Data entries:

>>>

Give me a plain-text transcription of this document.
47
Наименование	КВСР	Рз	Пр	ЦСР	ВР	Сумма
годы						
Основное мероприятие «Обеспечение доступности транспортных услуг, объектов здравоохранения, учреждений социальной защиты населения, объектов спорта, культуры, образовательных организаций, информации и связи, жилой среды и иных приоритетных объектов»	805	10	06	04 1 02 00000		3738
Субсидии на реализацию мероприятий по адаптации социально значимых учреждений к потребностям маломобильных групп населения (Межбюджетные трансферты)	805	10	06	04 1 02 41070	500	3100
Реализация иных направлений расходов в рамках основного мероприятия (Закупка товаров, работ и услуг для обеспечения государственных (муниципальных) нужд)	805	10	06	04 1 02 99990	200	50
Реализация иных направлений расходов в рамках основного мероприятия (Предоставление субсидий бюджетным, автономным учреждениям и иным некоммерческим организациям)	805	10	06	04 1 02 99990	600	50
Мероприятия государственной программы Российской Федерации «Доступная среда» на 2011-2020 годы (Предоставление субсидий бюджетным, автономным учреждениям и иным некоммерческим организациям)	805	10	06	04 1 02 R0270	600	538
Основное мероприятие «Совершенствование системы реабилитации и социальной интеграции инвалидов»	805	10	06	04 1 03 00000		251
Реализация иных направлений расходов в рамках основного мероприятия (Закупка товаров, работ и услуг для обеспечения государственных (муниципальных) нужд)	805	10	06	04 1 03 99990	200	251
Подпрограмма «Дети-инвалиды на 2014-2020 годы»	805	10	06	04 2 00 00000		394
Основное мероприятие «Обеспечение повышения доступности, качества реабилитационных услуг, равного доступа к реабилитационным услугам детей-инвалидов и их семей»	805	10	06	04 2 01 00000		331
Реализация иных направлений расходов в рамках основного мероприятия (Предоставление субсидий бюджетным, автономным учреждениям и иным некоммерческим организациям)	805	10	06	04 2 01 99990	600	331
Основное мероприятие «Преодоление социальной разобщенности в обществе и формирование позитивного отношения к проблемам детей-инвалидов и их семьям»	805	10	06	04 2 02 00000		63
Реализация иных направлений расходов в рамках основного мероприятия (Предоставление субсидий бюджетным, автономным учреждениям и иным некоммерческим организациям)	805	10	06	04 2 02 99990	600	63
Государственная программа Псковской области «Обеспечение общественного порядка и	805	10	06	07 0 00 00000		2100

<<<

_Goal:_ Look above for lines with the word "направлений" and copy them all.

_Answer for this exercise:_
Реализация иных направлений расходов в рамках основного мероприятия (Закупка товаров, работ и услуг для обеспечения государственных (муниципальных) нужд)	805	10	06	04 1 02 99990	200	50
Реализация иных направлений расходов в рамках основного мероприятия (Предоставление субсидий бюджетным, автономным учреждениям и иным некоммерческим организациям)	805	10	06	04 1 02 99990	600	50
Реализация иных направлений расходов в рамках основного мероприятия (Закупка товаров, работ и услуг для обеспечения государственных (муниципальных) нужд)	805	10	06	04 1 03 99990	200	251
Реализация иных направлений расходов в рамках основного мероприятия (Предоставление субсидий бюджетным, автономным учреждениям и иным некоммерческим организациям)	805	10	06	04 2 01 99990	600	331
Реализация иных направлений расходов в рамках основного мероприятия (Предоставление субсидий бюджетным, автономным учреждениям и иным некоммерческим организациям)	805	10	06	04 2 02 99990	600	63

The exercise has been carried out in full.